- _What to work on_: For the material that follows, list every line containing the word "linge".

[Dataset items]
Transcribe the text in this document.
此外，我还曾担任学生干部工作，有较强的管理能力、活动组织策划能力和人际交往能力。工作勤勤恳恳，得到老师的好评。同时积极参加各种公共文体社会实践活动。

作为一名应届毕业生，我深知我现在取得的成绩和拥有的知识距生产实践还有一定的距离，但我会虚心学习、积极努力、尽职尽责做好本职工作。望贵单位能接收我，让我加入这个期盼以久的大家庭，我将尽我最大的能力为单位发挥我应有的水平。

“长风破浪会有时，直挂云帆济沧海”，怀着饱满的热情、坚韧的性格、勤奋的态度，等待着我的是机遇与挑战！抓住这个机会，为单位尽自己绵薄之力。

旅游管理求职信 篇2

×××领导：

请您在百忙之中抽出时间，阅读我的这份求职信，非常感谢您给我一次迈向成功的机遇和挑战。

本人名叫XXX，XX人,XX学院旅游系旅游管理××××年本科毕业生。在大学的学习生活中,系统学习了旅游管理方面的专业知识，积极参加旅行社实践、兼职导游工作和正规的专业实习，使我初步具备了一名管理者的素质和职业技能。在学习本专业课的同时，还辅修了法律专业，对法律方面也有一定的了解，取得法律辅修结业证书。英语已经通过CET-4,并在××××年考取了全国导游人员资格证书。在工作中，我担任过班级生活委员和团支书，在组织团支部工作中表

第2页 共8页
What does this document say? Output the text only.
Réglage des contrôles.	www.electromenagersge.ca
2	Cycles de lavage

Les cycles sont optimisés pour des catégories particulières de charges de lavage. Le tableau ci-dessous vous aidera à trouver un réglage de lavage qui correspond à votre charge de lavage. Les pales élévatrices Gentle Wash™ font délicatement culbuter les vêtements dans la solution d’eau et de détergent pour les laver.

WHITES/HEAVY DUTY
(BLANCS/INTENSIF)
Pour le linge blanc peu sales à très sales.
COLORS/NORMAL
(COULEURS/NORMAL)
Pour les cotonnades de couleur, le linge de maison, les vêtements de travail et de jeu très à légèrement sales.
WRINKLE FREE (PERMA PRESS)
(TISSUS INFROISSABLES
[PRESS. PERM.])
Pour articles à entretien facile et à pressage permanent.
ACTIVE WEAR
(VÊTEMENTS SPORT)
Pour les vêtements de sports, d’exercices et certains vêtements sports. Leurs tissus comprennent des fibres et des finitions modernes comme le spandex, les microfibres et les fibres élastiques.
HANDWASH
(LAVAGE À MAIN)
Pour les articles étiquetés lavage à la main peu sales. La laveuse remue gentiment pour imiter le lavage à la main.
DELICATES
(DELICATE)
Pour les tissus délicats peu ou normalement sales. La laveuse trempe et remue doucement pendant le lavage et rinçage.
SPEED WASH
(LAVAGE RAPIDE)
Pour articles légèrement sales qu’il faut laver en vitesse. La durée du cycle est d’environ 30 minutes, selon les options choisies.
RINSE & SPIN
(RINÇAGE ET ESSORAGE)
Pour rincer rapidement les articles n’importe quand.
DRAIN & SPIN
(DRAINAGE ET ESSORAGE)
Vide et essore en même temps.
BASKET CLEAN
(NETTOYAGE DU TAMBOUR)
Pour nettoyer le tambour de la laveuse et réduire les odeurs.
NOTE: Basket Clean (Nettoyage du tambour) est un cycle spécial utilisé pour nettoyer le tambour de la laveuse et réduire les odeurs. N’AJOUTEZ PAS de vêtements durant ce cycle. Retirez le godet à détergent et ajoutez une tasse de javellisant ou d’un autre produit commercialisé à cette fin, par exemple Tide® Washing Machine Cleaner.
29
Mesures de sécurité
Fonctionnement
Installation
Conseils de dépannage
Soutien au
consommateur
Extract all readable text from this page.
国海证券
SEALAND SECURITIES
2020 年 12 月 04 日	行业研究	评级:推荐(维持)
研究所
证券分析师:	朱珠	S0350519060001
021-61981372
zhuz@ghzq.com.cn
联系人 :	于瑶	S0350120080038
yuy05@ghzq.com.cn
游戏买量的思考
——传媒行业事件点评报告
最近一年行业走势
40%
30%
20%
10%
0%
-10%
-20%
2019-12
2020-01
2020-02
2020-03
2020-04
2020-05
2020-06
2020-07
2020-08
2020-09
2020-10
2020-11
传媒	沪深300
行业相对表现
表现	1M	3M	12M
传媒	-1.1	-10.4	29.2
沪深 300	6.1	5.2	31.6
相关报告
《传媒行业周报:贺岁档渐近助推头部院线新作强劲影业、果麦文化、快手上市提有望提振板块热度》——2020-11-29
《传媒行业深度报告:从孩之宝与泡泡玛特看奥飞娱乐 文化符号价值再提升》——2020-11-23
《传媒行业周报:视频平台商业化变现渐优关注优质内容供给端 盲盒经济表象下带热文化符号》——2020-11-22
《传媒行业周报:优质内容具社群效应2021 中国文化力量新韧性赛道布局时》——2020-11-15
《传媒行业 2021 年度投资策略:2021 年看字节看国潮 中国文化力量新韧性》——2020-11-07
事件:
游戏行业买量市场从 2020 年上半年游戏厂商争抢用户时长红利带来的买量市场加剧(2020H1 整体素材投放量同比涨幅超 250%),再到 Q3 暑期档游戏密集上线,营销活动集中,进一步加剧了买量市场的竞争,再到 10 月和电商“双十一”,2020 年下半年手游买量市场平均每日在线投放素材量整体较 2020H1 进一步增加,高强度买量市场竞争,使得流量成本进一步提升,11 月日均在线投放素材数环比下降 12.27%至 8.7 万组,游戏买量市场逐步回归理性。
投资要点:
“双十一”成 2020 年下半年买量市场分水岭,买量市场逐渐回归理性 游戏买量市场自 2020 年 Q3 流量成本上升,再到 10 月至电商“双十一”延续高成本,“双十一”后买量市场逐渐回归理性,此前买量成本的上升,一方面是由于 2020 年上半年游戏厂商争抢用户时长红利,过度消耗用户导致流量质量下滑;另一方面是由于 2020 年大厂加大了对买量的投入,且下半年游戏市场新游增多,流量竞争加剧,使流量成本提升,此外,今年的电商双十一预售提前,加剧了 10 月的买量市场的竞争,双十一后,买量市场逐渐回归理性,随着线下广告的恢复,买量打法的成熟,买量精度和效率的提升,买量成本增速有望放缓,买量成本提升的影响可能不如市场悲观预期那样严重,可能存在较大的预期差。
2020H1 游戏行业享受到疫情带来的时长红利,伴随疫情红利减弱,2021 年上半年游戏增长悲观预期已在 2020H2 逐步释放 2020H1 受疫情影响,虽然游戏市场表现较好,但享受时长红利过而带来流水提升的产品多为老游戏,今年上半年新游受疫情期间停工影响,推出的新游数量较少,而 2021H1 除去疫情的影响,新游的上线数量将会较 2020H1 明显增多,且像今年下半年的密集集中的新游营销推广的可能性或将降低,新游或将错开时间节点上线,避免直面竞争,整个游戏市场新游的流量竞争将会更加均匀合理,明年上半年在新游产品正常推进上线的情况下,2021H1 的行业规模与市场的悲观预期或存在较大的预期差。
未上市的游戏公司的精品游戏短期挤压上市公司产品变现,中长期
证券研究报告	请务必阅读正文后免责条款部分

- _Expected answer_:
Pour le linge blanc peu sales à très sales.
Pour les cotonnades de couleur, le linge de maison, les vêtements de travail et de jeu très à légèrement sales.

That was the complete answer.